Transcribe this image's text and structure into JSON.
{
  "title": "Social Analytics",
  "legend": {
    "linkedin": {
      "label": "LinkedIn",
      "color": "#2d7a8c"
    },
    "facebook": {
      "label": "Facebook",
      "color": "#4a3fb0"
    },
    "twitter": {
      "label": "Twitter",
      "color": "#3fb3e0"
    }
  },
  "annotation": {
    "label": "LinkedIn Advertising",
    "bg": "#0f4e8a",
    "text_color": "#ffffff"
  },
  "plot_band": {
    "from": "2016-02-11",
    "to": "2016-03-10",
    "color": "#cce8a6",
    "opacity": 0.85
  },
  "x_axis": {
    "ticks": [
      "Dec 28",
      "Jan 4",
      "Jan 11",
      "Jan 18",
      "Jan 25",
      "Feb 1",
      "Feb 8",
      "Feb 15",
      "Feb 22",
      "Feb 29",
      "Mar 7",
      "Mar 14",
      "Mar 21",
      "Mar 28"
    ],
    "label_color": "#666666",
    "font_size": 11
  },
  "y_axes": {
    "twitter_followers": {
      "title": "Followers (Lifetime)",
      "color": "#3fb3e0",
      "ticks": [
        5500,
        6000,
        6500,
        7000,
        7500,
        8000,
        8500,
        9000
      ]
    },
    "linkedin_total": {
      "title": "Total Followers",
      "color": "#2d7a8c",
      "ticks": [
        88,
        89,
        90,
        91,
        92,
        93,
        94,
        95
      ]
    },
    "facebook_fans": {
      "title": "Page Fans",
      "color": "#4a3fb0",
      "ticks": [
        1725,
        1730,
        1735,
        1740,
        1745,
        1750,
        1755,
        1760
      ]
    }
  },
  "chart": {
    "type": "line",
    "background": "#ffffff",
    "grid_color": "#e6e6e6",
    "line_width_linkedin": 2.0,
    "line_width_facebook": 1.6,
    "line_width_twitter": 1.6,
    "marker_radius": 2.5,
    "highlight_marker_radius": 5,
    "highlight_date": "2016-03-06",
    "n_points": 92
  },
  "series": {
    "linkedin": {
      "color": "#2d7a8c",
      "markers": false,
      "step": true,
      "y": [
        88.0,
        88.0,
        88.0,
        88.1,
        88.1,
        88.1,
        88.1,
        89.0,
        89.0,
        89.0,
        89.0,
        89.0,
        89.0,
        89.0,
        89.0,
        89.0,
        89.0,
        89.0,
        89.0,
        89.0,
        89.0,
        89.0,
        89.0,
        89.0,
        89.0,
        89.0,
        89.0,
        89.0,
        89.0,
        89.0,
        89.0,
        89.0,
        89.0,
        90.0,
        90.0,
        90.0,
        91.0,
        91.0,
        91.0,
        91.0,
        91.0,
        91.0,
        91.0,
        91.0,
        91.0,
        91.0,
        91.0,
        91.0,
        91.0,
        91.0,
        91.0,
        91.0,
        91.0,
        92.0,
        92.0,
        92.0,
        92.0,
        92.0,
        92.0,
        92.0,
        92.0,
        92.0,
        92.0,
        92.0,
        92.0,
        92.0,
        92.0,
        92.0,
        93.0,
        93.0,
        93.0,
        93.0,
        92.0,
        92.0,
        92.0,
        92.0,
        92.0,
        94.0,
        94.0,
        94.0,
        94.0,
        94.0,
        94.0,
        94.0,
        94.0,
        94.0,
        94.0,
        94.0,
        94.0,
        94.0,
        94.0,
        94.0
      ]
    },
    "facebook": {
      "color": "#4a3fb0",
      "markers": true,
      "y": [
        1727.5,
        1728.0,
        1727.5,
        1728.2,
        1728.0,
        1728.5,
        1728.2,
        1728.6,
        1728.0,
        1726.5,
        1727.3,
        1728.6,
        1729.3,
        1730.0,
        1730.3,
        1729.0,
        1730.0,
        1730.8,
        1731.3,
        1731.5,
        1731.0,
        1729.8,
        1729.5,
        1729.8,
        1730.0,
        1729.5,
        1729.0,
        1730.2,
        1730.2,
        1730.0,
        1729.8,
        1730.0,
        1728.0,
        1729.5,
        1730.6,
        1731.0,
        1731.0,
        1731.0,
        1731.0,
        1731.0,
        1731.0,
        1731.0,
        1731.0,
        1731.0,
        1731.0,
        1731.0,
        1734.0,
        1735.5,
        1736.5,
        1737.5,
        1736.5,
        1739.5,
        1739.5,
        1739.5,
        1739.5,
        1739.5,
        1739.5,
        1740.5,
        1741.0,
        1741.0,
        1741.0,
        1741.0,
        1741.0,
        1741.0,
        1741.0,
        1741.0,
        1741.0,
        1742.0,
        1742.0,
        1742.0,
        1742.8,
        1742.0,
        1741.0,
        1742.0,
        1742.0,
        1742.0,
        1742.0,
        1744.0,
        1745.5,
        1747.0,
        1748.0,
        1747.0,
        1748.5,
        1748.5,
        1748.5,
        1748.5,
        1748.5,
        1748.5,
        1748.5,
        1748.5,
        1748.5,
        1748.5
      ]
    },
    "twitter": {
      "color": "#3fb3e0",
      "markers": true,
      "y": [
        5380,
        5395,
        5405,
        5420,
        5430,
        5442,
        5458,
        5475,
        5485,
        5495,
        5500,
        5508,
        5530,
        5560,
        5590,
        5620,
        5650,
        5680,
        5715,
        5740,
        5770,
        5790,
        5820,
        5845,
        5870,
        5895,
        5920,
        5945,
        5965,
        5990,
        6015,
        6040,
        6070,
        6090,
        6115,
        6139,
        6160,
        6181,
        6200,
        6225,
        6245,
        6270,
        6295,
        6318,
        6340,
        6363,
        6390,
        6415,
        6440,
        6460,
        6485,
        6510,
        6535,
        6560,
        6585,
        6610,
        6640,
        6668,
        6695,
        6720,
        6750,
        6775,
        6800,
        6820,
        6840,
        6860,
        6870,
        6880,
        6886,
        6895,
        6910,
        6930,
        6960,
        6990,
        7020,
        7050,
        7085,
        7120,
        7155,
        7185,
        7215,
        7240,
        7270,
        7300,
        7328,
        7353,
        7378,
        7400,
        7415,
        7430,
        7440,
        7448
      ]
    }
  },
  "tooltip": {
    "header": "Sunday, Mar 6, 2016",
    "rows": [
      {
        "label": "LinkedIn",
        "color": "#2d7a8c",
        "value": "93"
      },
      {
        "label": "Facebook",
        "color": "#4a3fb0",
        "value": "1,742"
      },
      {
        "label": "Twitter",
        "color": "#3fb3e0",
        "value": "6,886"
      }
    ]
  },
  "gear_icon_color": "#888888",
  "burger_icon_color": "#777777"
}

* Given instruction *
Please output the complete data exactly.

* The result *
Transcribe this image's text and structure into JSON.
{
  "title": "Social Analytics",
  "legend": {
    "linkedin": {
      "label": "LinkedIn",
      "color": "#2d7a8c"
    },
    "facebook": {
      "label": "Facebook",
      "color": "#4a3fb0"
    },
    "twitter": {
      "label": "Twitter",
      "color": "#3fb3e0"
    }
  },
  "annotation": {
    "label": "LinkedIn Advertising",
    "bg": "#0f4e8a",
    "text_color": "#ffffff"
  },
  "plot_band": {
    "from": "2016-02-11",
    "to": "2016-03-10",
    "color": "#cce8a6",
    "opacity": 0.85
  },
  "x_axis": {
    "ticks": [
      "Dec 28",
      "Jan 4",
      "Jan 11",
      "Jan 18",
      "Jan 25",
      "Feb 1",
      "Feb 8",
      "Feb 15",
      "Feb 22",
      "Feb 29",
      "Mar 7",
      "Mar 14",
      "Mar 21",
      "Mar 28"
    ],
    "label_color": "#666666",
    "font_size": 11
  },
  "y_axes": {
    "twitter_followers": {
      "title": "Followers (Lifetime)",
      "color": "#3fb3e0",
      "ticks": [
        5500,
        6000,
        6500,
        7000,
        7500,
        8000,
        8500,
        9000
      ]
    },
    "linkedin_total": {
      "title": "Total Followers",
      "color": "#2d7a8c",
      "ticks": [
        88,
        89,
        90,
        91,
        92,
        93,
        94,
        95
      ]
    },
    "facebook_fans": {
      "title": "Page Fans",
      "color": "#4a3fb0",
      "ticks": [
        1725,
        1730,
        1735,
        1740,
        1745,
        1750,
        1755,
        1760
      ]
    }
  },
  "chart": {
    "type": "line",
    "background": "#ffffff",
    "grid_color": "#e6e6e6",
    "line_width_linkedin": 2.0,
    "line_width_facebook": 1.6,
    "line_width_twitter": 1.6,
    "marker_radius": 2.5,
    "highlight_marker_radius": 5,
    "highlight_date": "2016-03-06",
    "n_points": 92
  },
  "series": {
    "linkedin": {
      "color": "#2d7a8c",
      "markers": false,
      "step": true,
      "y": [
        88.0,
        88.0,
        88.0,
        88.1,
        88.1,
        88.1,
        88.1,
        89.0,
        89.0,
        89.0,
        89.0,
        89.0,
        89.0,
        89.0,
        89.0,
        89.0,
        89.0,
        89.0,
        89.0,
        89.0,
        89.0,
        89.0,
        89.0,
        89.0,
        89.0,
        89.0,
        89.0,
        89.0,
        89.0,
        89.0,
        89.0,
        89.0,
        89.0,
        90.0,
        90.0,
        90.0,
        91.0,
        91.0,
        91.0,
        91.0,
        91.0,
        91.0,
        91.0,
        91.0,
        91.0,
        91.0,
        91.0,
        91.0,
        91.0,
        91.0,
        91.0,
        91.0,
        91.0,
        92.0,
        92.0,
        92.0,
        92.0,
        92.0,
        92.0,
        92.0,
        92.0,
        92.0,
        92.0,
        92.0,
        92.0,
        92.0,
        92.0,
        92.0,
        93.0,
        93.0,
        93.0,
        93.0,
        92.0,
        92.0,
        92.0,
        92.0,
        92.0,
        94.0,
        94.0,
        94.0,
        94.0,
        94.0,
        94.0,
        94.0,
        94.0,
        94.0,
        94.0,
        94.0,
        94.0,
        94.0,
        94.0,
        94.0
      ]
    },
    "facebook": {
      "color": "#4a3fb0",
      "markers": true,
      "y": [
        1727.5,
        1728.0,
        1727.5,
        1728.2,
        1728.0,
        1728.5,
        1728.2,
        1728.6,
        1728.0,
        1726.5,
        1727.3,
        1728.6,
        1729.3,
        1730.0,
        1730.3,
        1729.0,
        1730.0,
        1730.8,
        1731.3,
        1731.5,
        1731.0,
        1729.8,
        1729.5,
        1729.8,
        1730.0,
        1729.5,
        1729.0,
        1730.2,
        1730.2,
        1730.0,
        1729.8,
        1730.0,
        1728.0,
        1729.5,
        1730.6,
        1731.0,
        1731.0,
        1731.0,
        1731.0,
        1731.0,
        1731.0,
        1731.0,
        1731.0,
        1731.0,
        1731.0,
        1731.0,
        1734.0,
        1735.5,
        1736.5,
        1737.5,
        1736.5,
        1739.5,
        1739.5,
        1739.5,
        1739.5,
        1739.5,
        1739.5,
        1740.5,
        1741.0,
        1741.0,
        1741.0,
        1741.0,
        1741.0,
        1741.0,
        1741.0,
        1741.0,
        1741.0,
        1742.0,
        1742.0,
        1742.0,
        1742.8,
        1742.0,
        1741.0,
        1742.0,
        1742.0,
        1742.0,
        1742.0,
        1744.0,
        1745.5,
        1747.0,
        1748.0,
        1747.0,
        1748.5,
        1748.5,
        1748.5,
        1748.5,
        1748.5,
        1748.5,
        1748.5,
        1748.5,
        1748.5,
        1748.5
      ]
    },
    "twitter": {
      "color": "#3fb3e0",
      "markers": true,
      "y": [
        5380,
        5395,
        5405,
        5420,
        5430,
        5442,
        5458,
        5475,
        5485,
        5495,
        5500,
        5508,
        5530,
        5560,
        5590,
        5620,
        5650,
        5680,
        5715,
        5740,
        5770,
        5790,
        5820,
        5845,
        5870,
        5895,
        5920,
        5945,
        5965,
        5990,
        6015,
        6040,
        6070,
        6090,
        6115,
        6139,
        6160,
        6181,
        6200,
        6225,
        6245,
        6270,
        6295,
        6318,
        6340,
        6363,
        6390,
        6415,
        6440,
        6460,
        6485,
        6510,
        6535,
        6560,
        6585,
        6610,
        6640,
        6668,
        6695,
        6720,
        6750,
        6775,
        6800,
        6820,
        6840,
        6860,
        6870,
        6880,
        6886,
        6895,
        6910,
        6930,
        6960,
        6990,
        7020,
        7050,
        7085,
        7120,
        7155,
        7185,
        7215,
        7240,
        7270,
        7300,
        7328,
        7353,
        7378,
        7400,
        7415,
        7430,
        7440,
        7448
      ]
    }
  },
  "tooltip": {
    "header": "Sunday, Mar 6, 2016",
    "rows": [
      {
        "label": "LinkedIn",
        "color": "#2d7a8c",
        "value": "93"
      },
      {
        "label": "Facebook",
        "color": "#4a3fb0",
        "value": "1,742"
      },
      {
        "label": "Twitter",
        "color": "#3fb3e0",
        "value": "6,886"
      }
    ]
  },
  "gear_icon_color": "#888888",
  "burger_icon_color": "#777777"
}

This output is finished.